[Begin The records]

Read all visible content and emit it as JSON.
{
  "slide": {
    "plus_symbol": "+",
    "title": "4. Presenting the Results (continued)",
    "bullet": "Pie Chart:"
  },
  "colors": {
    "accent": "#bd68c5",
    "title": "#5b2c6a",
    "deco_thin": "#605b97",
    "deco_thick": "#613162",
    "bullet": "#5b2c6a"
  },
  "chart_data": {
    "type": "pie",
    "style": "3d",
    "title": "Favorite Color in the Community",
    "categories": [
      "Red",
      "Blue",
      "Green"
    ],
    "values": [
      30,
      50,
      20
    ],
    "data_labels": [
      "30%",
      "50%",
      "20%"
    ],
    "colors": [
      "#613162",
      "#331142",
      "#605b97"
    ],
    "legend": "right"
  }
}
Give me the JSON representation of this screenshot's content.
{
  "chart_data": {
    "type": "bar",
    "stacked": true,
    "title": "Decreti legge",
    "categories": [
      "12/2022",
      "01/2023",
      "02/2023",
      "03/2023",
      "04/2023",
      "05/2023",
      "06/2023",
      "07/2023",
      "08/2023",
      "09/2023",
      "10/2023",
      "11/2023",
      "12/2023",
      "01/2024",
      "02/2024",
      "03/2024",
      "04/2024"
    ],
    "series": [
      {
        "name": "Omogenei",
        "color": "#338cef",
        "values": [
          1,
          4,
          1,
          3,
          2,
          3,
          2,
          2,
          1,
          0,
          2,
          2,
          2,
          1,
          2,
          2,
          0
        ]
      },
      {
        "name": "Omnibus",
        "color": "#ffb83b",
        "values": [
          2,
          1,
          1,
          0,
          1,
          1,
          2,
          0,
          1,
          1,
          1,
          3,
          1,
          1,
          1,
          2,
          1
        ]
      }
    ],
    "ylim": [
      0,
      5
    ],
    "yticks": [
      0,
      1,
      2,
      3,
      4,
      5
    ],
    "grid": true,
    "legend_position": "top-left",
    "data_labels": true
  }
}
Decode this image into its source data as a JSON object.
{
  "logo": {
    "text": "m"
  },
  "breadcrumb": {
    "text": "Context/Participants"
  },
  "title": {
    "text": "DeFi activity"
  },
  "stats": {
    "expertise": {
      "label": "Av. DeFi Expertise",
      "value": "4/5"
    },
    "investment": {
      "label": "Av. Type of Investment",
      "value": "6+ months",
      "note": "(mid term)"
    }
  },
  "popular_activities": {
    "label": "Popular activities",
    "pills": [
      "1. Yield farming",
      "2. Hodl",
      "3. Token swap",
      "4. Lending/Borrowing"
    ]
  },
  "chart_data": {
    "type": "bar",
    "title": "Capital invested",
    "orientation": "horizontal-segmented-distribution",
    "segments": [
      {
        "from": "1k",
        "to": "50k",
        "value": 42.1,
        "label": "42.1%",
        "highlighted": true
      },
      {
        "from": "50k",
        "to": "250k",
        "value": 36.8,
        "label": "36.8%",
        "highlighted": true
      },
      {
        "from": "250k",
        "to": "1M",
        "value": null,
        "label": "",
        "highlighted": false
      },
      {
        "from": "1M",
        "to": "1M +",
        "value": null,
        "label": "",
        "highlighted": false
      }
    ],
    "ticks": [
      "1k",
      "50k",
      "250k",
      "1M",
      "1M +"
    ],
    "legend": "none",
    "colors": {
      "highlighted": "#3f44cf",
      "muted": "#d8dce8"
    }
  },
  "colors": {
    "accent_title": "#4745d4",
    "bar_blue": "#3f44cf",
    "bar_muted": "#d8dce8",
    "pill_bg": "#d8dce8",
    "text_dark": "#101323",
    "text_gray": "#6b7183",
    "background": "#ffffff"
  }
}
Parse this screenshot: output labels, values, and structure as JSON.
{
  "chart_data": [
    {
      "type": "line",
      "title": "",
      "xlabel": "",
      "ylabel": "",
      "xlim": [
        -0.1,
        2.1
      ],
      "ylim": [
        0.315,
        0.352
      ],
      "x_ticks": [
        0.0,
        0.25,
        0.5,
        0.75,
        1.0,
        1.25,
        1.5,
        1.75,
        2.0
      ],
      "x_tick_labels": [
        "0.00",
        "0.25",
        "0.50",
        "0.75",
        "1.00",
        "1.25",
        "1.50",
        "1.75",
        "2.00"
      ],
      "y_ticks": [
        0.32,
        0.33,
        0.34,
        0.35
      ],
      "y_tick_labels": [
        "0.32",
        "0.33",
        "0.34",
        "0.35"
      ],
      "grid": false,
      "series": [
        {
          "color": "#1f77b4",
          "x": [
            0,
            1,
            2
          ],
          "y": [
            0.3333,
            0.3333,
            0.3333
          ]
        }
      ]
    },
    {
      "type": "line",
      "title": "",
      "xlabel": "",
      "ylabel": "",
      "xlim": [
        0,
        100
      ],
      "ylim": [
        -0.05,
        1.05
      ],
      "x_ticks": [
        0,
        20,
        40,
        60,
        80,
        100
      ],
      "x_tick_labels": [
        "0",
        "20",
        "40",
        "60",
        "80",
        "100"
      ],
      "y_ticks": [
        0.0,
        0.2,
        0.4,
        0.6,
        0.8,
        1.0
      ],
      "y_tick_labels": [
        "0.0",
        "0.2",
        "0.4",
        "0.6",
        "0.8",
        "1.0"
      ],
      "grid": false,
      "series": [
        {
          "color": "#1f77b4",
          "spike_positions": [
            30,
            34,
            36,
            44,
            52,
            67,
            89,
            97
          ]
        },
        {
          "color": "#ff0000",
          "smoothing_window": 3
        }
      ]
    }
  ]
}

[End The records]

Objective
Copy each line of the data above without altering a single character.

Finished task
Read all visible content and emit it as JSON.
{
  "slide": {
    "plus_symbol": "+",
    "title": "4. Presenting the Results (continued)",
    "bullet": "Pie Chart:"
  },
  "colors": {
    "accent": "#bd68c5",
    "title": "#5b2c6a",
    "deco_thin": "#605b97",
    "deco_thick": "#613162",
    "bullet": "#5b2c6a"
  },
  "chart_data": {
    "type": "pie",
    "style": "3d",
    "title": "Favorite Color in the Community",
    "categories": [
      "Red",
      "Blue",
      "Green"
    ],
    "values": [
      30,
      50,
      20
    ],
    "data_labels": [
      "30%",
      "50%",
      "20%"
    ],
    "colors": [
      "#613162",
      "#331142",
      "#605b97"
    ],
    "legend": "right"
  }
}
Give me the JSON representation of this screenshot's content.
{
  "chart_data": {
    "type": "bar",
    "stacked": true,
    "title": "Decreti legge",
    "categories": [
      "12/2022",
      "01/2023",
      "02/2023",
      "03/2023",
      "04/2023",
      "05/2023",
      "06/2023",
      "07/2023",
      "08/2023",
      "09/2023",
      "10/2023",
      "11/2023",
      "12/2023",
      "01/2024",
      "02/2024",
      "03/2024",
      "04/2024"
    ],
    "series": [
      {
        "name": "Omogenei",
        "color": "#338cef",
        "values": [
          1,
          4,
          1,
          3,
          2,
          3,
          2,
          2,
          1,
          0,
          2,
          2,
          2,
          1,
          2,
          2,
          0
        ]
      },
      {
        "name": "Omnibus",
        "color": "#ffb83b",
        "values": [
          2,
          1,
          1,
          0,
          1,
          1,
          2,
          0,
          1,
          1,
          1,
          3,
          1,
          1,
          1,
          2,
          1
        ]
      }
    ],
    "ylim": [
      0,
      5
    ],
    "yticks": [
      0,
      1,
      2,
      3,
      4,
      5
    ],
    "grid": true,
    "legend_position": "top-left",
    "data_labels": true
  }
}
Decode this image into its source data as a JSON object.
{
  "logo": {
    "text": "m"
  },
  "breadcrumb": {
    "text": "Context/Participants"
  },
  "title": {
    "text": "DeFi activity"
  },
  "stats": {
    "expertise": {
      "label": "Av. DeFi Expertise",
      "value": "4/5"
    },
    "investment": {
      "label": "Av. Type of Investment",
      "value": "6+ months",
      "note": "(mid term)"
    }
  },
  "popular_activities": {
    "label": "Popular activities",
    "pills": [
      "1. Yield farming",
      "2. Hodl",
      "3. Token swap",
      "4. Lending/Borrowing"
    ]
  },
  "chart_data": {
    "type": "bar",
    "title": "Capital invested",
    "orientation": "horizontal-segmented-distribution",
    "segments": [
      {
        "from": "1k",
        "to": "50k",
        "value": 42.1,
        "label": "42.1%",
        "highlighted": true
      },
      {
        "from": "50k",
        "to": "250k",
        "value": 36.8,
        "label": "36.8%",
        "highlighted": true
      },
      {
        "from": "250k",
        "to": "1M",
        "value": null,
        "label": "",
        "highlighted": false
      },
      {
        "from": "1M",
        "to": "1M +",
        "value": null,
        "label": "",
        "highlighted": false
      }
    ],
    "ticks": [
      "1k",
      "50k",
      "250k",
      "1M",
      "1M +"
    ],
    "legend": "none",
    "colors": {
      "highlighted": "#3f44cf",
      "muted": "#d8dce8"
    }
  },
  "colors": {
    "accent_title": "#4745d4",
    "bar_blue": "#3f44cf",
    "bar_muted": "#d8dce8",
    "pill_bg": "#d8dce8",
    "text_dark": "#101323",
    "text_gray": "#6b7183",
    "background": "#ffffff"
  }
}
Parse this screenshot: output labels, values, and structure as JSON.
{
  "chart_data": [
    {
      "type": "line",
      "title": "",
      "xlabel": "",
      "ylabel": "",
      "xlim": [
        -0.1,
        2.1
      ],
      "ylim": [
        0.315,
        0.352
      ],
      "x_ticks": [
        0.0,
        0.25,
        0.5,
        0.75,
        1.0,
        1.25,
        1.5,
        1.75,
        2.0
      ],
      "x_tick_labels": [
        "0.00",
        "0.25",
        "0.50",
        "0.75",
        "1.00",
        "1.25",
        "1.50",
        "1.75",
        "2.00"
      ],
      "y_ticks": [
        0.32,
        0.33,
        0.34,
        0.35
      ],
      "y_tick_labels": [
        "0.32",
        "0.33",
        "0.34",
        "0.35"
      ],
      "grid": false,
      "series": [
        {
          "color": "#1f77b4",
          "x": [
            0,
            1,
            2
          ],
          "y": [
            0.3333,
            0.3333,
            0.3333
          ]
        }
      ]
    },
    {
      "type": "line",
      "title": "",
      "xlabel": "",
      "ylabel": "",
      "xlim": [
        0,
        100
      ],
      "ylim": [
        -0.05,
        1.05
      ],
      "x_ticks": [
        0,
        20,
        40,
        60,
        80,
        100
      ],
      "x_tick_labels": [
        "0",
        "20",
        "40",
        "60",
        "80",
        "100"
      ],
      "y_ticks": [
        0.0,
        0.2,
        0.4,
        0.6,
        0.8,
        1.0
      ],
      "y_tick_labels": [
        "0.0",
        "0.2",
        "0.4",
        "0.6",
        "0.8",
        "1.0"
      ],
      "grid": false,
      "series": [
        {
          "color": "#1f77b4",
          "spike_positions": [
            30,
            34,
            36,
            44,
            52,
            67,
            89,
            97
          ]
        },
        {
          "color": "#ff0000",
          "smoothing_window": 3
        }
      ]
    }
  ]
}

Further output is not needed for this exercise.